[Saved entries]
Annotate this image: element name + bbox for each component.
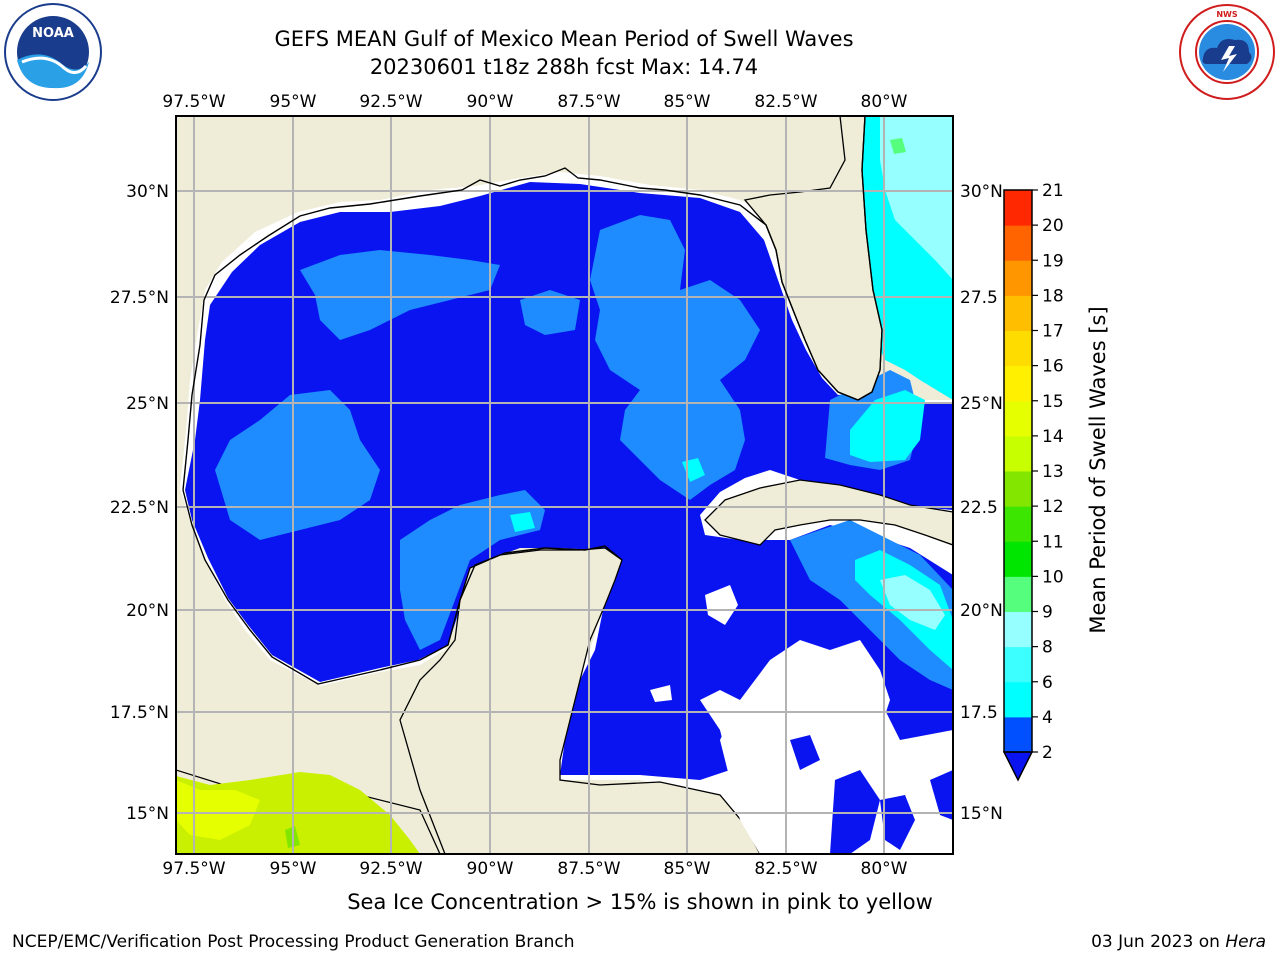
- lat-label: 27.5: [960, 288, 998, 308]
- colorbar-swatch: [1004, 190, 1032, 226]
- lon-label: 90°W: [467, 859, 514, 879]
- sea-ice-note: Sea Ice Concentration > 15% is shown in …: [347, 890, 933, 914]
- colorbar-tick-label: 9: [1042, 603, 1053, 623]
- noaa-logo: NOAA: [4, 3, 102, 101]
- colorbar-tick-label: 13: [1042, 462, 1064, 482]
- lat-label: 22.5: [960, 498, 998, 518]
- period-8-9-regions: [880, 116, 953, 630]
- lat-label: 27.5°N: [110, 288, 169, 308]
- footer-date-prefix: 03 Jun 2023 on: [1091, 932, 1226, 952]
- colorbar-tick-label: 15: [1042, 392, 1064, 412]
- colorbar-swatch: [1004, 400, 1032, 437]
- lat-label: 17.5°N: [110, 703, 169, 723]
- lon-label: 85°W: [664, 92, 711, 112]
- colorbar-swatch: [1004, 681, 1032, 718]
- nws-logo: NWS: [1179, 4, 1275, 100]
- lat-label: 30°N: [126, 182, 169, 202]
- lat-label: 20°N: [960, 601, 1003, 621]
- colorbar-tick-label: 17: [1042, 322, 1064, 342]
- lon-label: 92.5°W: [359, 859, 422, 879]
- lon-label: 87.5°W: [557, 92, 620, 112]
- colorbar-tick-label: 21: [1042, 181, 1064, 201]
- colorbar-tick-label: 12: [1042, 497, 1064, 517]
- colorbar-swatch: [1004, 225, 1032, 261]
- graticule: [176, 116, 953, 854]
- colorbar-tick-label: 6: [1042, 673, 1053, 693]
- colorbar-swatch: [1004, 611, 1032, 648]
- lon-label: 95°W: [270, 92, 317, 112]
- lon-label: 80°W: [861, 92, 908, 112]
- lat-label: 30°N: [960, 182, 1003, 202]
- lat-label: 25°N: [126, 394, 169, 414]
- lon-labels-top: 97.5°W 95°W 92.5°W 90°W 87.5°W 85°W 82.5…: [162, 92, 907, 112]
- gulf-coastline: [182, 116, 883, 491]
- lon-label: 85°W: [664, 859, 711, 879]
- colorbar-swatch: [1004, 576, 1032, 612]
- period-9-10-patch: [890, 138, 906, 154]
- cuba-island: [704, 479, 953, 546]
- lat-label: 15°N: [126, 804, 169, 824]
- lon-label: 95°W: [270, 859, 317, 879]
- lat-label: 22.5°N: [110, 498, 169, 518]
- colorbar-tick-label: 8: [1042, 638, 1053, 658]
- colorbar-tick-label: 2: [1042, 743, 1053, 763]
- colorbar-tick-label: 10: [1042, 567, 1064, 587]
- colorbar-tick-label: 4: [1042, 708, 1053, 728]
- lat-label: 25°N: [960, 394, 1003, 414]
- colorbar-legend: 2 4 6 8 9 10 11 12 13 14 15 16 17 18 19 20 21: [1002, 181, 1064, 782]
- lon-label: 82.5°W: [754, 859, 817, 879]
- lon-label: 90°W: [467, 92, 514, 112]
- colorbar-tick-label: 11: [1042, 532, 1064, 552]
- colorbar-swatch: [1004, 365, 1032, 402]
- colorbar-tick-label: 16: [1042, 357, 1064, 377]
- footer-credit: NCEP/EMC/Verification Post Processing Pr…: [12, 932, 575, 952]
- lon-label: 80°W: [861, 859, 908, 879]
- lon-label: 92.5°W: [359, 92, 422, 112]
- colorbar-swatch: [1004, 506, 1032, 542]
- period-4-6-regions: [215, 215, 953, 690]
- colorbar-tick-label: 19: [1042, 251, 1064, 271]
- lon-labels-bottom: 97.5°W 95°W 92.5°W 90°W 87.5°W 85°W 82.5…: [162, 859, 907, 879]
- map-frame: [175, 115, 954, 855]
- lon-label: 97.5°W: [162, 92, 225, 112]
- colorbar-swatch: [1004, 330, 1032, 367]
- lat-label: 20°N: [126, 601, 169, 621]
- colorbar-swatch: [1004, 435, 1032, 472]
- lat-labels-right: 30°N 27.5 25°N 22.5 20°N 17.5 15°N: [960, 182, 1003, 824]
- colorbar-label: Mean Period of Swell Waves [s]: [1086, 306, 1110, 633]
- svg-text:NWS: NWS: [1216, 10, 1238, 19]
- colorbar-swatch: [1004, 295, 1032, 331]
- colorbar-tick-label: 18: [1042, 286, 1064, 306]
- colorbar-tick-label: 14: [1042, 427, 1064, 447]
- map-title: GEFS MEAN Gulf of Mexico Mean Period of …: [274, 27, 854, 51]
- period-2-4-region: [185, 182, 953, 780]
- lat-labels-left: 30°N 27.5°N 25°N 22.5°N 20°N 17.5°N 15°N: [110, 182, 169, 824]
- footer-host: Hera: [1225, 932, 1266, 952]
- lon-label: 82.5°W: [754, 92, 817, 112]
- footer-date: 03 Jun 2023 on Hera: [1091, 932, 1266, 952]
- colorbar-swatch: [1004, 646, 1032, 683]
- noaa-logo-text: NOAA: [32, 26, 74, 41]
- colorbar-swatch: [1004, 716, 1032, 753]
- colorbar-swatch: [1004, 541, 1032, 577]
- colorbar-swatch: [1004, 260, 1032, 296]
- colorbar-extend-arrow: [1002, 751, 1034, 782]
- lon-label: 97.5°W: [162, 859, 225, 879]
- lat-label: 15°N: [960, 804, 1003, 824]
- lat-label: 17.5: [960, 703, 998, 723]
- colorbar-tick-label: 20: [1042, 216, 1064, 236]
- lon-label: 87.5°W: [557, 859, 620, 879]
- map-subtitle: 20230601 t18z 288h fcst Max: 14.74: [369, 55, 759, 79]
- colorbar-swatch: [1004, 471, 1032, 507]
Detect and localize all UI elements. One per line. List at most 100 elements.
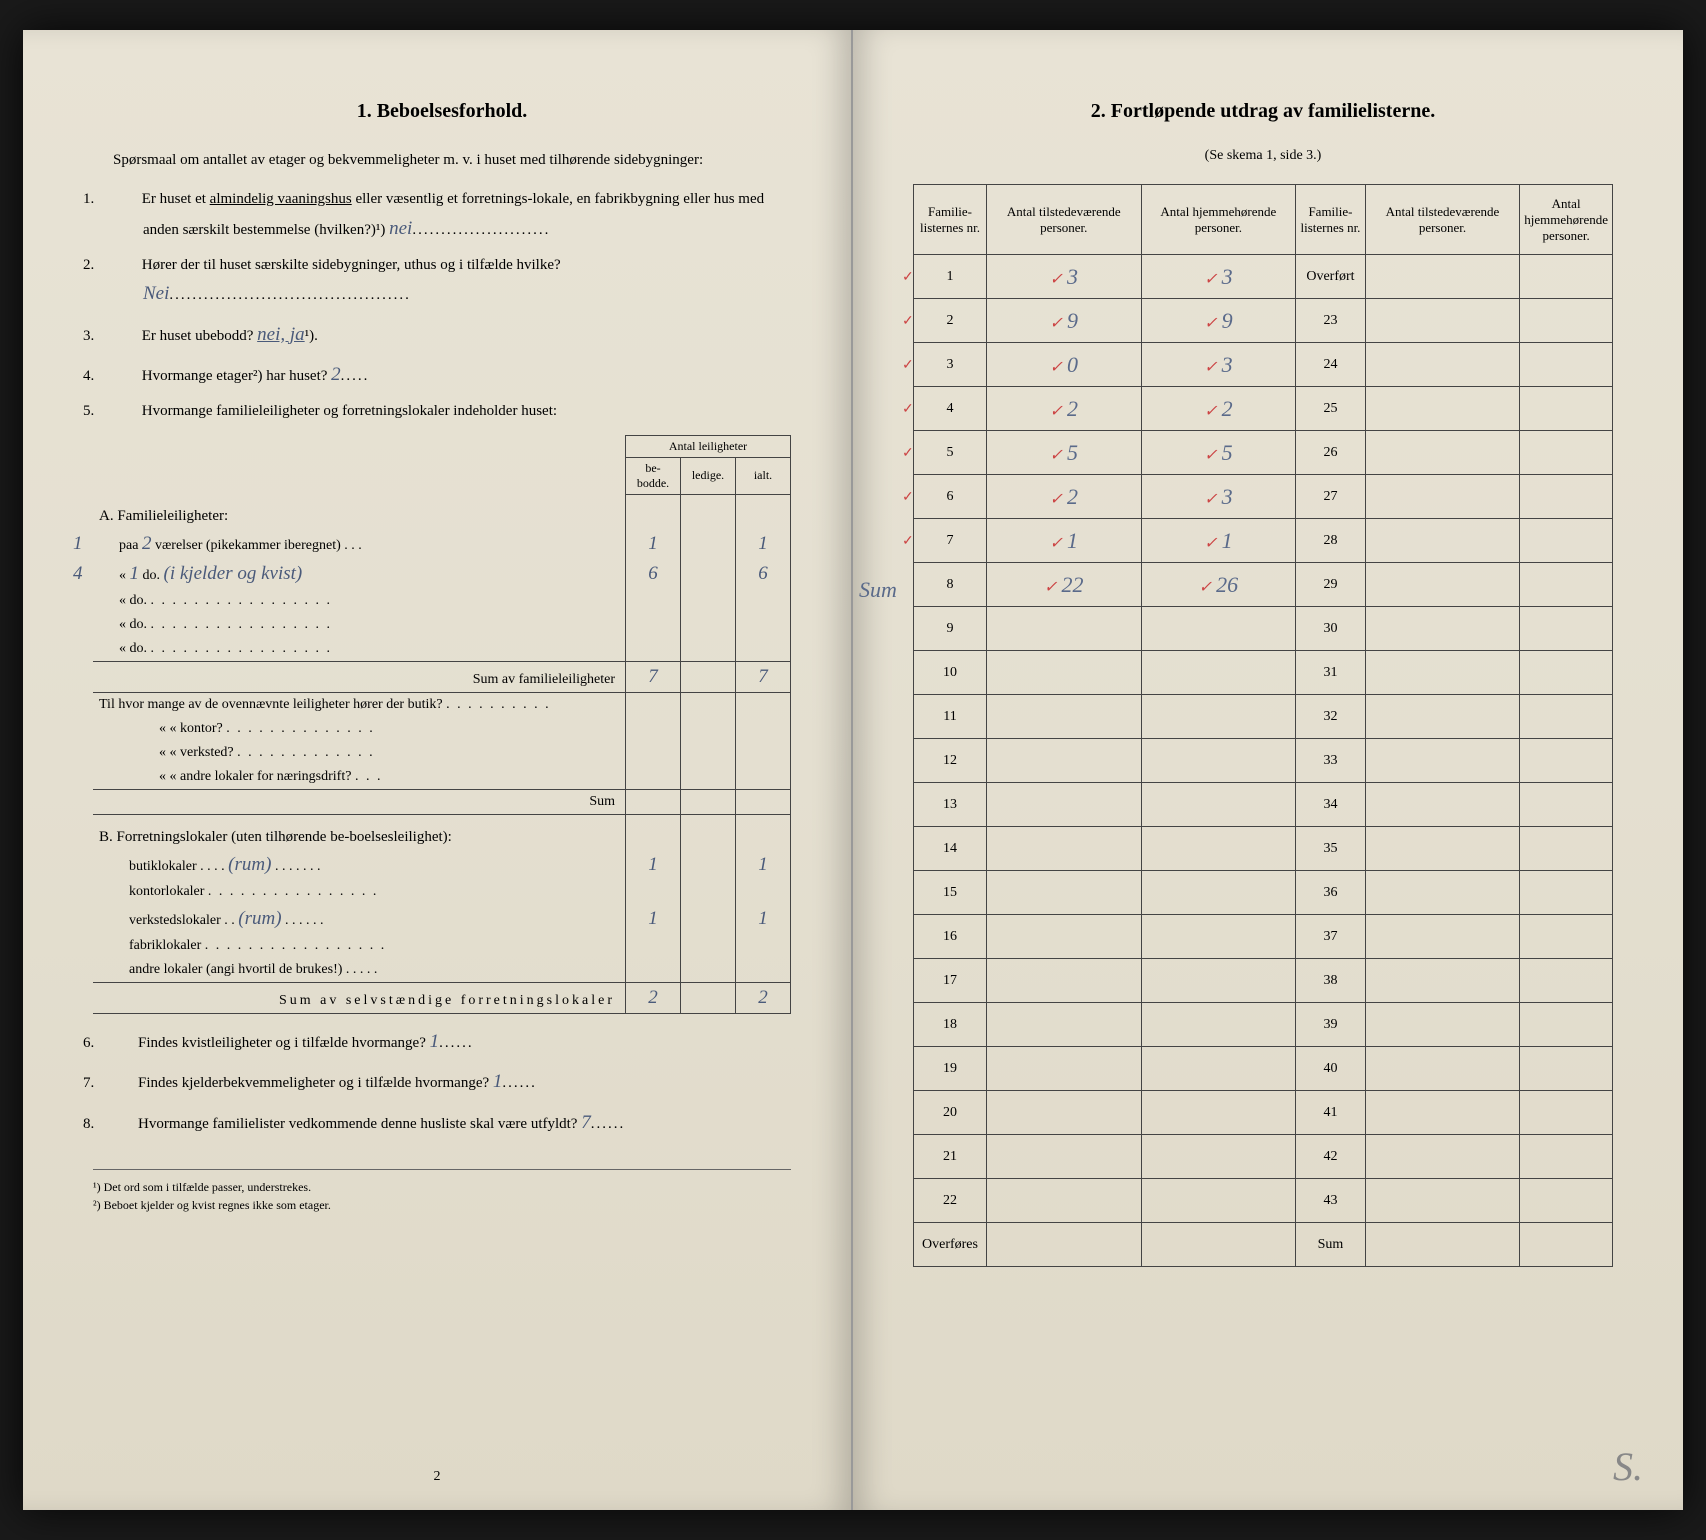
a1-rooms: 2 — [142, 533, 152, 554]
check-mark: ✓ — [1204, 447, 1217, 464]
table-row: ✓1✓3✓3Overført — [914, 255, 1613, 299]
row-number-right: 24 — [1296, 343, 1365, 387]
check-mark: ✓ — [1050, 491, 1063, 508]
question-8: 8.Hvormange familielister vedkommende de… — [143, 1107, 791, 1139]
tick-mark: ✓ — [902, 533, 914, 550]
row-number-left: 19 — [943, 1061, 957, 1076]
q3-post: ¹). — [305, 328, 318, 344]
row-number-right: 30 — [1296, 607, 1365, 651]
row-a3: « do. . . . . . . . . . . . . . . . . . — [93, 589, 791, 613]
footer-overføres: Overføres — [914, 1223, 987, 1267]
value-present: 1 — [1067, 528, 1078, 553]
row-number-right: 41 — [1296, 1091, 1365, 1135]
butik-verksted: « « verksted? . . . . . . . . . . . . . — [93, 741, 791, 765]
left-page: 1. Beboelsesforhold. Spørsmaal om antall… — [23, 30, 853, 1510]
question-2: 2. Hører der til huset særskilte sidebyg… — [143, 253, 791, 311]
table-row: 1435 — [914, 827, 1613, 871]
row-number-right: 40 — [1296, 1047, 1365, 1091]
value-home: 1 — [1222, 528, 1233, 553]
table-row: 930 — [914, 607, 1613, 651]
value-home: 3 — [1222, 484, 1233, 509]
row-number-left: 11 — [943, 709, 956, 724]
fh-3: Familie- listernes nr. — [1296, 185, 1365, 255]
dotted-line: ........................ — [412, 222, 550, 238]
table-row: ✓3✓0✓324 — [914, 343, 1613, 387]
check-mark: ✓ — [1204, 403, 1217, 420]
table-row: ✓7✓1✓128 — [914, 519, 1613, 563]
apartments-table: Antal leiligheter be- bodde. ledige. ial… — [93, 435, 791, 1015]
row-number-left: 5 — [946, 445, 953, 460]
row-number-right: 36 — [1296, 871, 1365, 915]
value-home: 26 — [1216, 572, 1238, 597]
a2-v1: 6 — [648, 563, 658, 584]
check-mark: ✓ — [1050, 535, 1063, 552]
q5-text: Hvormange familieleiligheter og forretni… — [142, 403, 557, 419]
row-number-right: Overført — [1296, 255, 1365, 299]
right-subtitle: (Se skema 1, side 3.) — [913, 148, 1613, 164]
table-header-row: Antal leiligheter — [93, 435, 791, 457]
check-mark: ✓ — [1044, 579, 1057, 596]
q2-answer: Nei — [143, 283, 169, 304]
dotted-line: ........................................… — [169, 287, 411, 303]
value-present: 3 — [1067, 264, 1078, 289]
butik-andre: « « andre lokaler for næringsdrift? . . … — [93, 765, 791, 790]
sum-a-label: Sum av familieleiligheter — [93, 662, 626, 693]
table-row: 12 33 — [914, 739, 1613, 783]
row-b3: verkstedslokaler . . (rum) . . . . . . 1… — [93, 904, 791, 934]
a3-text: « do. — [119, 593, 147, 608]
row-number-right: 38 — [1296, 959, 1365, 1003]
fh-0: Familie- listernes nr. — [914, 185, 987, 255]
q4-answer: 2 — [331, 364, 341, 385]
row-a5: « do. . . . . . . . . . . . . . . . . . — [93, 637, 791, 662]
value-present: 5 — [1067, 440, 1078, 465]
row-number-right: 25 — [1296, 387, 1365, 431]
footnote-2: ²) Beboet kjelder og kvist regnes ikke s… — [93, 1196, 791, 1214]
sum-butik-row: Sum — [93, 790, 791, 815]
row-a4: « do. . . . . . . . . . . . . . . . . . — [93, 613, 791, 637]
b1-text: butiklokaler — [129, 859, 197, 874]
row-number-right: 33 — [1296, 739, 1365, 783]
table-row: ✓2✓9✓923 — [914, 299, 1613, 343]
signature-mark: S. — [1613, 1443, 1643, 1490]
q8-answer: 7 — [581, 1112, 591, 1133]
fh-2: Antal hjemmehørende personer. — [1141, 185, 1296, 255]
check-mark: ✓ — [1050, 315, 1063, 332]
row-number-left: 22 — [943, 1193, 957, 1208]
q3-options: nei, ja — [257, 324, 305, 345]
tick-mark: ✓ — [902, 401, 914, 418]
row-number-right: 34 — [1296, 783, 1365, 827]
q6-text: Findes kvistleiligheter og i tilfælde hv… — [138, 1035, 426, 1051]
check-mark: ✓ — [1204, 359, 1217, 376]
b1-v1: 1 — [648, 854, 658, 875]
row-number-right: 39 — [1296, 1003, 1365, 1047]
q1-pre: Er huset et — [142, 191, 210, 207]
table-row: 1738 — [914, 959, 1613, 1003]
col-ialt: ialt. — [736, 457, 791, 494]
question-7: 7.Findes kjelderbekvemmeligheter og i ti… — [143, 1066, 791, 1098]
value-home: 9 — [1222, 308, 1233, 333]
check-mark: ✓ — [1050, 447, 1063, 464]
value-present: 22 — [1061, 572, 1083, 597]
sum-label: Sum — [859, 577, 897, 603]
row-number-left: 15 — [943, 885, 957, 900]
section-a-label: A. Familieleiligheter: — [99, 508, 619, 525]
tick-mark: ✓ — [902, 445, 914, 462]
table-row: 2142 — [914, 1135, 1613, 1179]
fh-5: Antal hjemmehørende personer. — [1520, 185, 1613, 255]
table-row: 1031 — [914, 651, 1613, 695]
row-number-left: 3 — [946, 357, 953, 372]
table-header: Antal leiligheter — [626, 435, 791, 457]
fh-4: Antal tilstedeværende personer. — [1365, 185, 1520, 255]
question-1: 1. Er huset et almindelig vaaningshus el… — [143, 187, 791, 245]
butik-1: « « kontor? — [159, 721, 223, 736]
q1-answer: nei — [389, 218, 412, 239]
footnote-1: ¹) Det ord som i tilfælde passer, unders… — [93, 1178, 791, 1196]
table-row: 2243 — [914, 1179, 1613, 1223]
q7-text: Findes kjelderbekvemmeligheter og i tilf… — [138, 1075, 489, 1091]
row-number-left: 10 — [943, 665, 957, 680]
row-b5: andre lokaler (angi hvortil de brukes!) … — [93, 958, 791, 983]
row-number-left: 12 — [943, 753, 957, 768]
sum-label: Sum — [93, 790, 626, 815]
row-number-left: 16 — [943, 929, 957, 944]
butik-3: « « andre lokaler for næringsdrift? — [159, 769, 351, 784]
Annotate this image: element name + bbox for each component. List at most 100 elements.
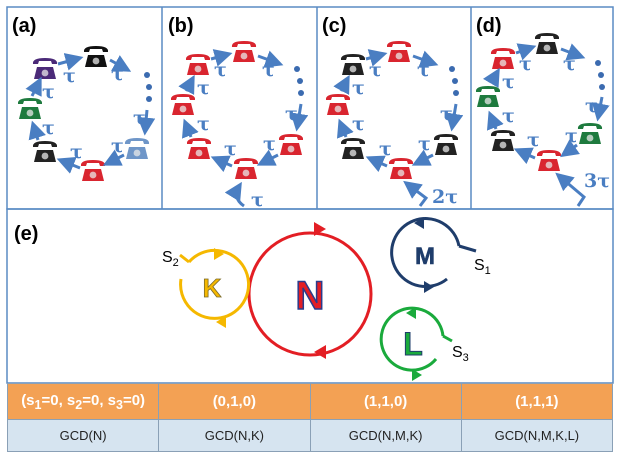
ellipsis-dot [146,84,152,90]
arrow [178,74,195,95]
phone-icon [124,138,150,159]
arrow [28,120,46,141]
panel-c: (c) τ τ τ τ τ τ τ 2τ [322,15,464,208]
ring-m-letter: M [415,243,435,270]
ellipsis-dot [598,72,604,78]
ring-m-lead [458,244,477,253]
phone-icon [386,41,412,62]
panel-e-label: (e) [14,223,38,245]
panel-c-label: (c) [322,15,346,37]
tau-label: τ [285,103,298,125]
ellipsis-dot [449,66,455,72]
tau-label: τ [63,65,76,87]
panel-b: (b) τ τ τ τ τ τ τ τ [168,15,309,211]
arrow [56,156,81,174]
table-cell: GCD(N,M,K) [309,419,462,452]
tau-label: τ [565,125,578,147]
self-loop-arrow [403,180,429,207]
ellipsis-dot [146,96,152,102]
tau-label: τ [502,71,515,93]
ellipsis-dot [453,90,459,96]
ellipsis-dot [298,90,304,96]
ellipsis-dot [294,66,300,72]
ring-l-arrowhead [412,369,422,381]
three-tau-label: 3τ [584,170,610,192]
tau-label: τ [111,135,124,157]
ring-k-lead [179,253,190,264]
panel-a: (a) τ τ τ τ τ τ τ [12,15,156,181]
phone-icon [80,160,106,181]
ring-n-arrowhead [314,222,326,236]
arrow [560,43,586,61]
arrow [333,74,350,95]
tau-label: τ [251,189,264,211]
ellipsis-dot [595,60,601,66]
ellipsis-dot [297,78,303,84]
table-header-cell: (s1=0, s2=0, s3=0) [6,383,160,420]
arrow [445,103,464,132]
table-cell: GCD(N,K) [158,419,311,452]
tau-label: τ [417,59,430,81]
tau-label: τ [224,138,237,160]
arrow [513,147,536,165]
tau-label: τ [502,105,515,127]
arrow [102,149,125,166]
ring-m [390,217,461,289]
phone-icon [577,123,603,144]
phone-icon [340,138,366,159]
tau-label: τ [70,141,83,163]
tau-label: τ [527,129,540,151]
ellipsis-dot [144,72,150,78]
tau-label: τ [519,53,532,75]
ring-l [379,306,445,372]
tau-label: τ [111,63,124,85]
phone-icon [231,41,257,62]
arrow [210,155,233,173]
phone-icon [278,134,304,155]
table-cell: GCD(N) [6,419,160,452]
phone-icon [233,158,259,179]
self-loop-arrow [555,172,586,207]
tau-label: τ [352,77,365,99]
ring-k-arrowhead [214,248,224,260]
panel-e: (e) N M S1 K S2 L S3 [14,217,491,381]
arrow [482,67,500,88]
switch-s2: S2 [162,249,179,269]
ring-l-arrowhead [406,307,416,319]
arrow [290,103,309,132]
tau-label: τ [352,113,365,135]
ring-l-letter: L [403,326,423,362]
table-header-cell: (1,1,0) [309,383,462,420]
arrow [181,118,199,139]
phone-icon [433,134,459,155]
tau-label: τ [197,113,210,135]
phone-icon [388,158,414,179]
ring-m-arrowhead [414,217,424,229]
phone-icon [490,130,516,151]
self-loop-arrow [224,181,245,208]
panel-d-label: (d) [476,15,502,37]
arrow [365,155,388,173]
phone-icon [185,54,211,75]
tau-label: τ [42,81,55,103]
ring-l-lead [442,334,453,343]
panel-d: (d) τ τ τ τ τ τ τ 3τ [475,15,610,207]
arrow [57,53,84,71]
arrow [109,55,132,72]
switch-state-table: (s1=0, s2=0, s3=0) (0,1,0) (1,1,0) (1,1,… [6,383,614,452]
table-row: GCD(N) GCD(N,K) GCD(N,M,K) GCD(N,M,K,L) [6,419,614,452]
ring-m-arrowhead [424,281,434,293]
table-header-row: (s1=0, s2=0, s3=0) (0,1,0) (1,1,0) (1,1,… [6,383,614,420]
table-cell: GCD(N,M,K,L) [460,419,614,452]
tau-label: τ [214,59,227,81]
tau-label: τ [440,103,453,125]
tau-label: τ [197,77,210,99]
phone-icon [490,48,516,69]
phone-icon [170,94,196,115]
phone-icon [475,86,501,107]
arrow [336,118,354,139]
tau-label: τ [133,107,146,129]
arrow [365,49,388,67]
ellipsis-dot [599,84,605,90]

→ **YOUR INSTRUCTIONS**
Could you recast the rows from the line with "- lat-label: 27.5: [960, 288, 998, 308]" to the line with "- lat-label: 15°N: [126, 804, 169, 824]" as a JSON list of strings, one string per line, blank lines left out?

→ **SOLUTION BELOW**
[
  "- lat-label: 27.5: [960, 288, 998, 308]",
  "- colorbar-swatch: [1004, 190, 1032, 226]",
  "- lon-label: 90°W: [467, 859, 514, 879]",
  "- sea-ice-note: Sea Ice Concentration > 15% is shown in …: [347, 890, 933, 914]",
  "- colorbar-tick-label: 9: [1042, 603, 1053, 623]",
  "- noaa-logo: NOAA: [4, 3, 102, 101]",
  "- colorbar-tick-label: 13: [1042, 462, 1064, 482]",
  "- lat-label: 22.5: [960, 498, 998, 518]",
  "- period-8-9-regions: [880, 116, 953, 630]",
  "- lat-label: 27.5°N: [110, 288, 169, 308]",
  "- footer-date-prefix: 03 Jun 2023 on: [1091, 932, 1226, 952]",
  "- colorbar-tick-label: 15: [1042, 392, 1064, 412]",
  "- colorbar-swatch: [1004, 400, 1032, 437]",
  "- lat-label: 17.5°N: [110, 703, 169, 723]",
  "- lon-label: 85°W: [664, 92, 711, 112]",
  "- colorbar-swatch: [1004, 681, 1032, 718]",
  "- nws-logo: NWS: [1179, 4, 1275, 100]",
  "- lat-label: 30°N: [126, 182, 169, 202]",
  "- lat-label: 20°N: [960, 601, 1003, 621]",
  "- colorbar-tick-label: 17: [1042, 322, 1064, 342]",
  "- lon-label: 92.5°W: [359, 859, 422, 879]",
  "- lon-label: 87.5°W: [557, 92, 620, 112]",
  "- colorbar-tick-label: 21: [1042, 181, 1064, 201]",
  "- colorbar-tick-label: 12: [1042, 497, 1064, 517]",
  "- colorbar-swatch: [1004, 225, 1032, 261]",
  "- graticule: [176, 116, 953, 854]",
  "- colorbar-tick-label: 6: [1042, 673, 1053, 693]",
  "- colorbar-swatch: [1004, 611, 1032, 648]",
  "- lon-label: 95°W: [270, 92, 317, 112]",
  "- lon-label: 80°W: [861, 92, 908, 112]",
  "- lat-label: 30°N: [960, 182, 1003, 202]",
  "- lat-label: 25°N: [126, 394, 169, 414]",
  "- lon-labels-top: 97.5°W 95°W 92.5°W 90°W 87.5°W 85°W 82.5…: [162, 92, 907, 112]",
  "- gulf-coastline: [182, 116, 883, 491]",
  "- lon-label: 85°W: [664, 859, 711, 879]",
  "- colorbar-swatch: [1004, 576, 1032, 612]",
  "- period-9-10-patch: [890, 138, 906, 154]",
  "- cuba-island: [704, 479, 953, 546]",
  "- lat-label: 15°N: [126, 804, 169, 824]"
]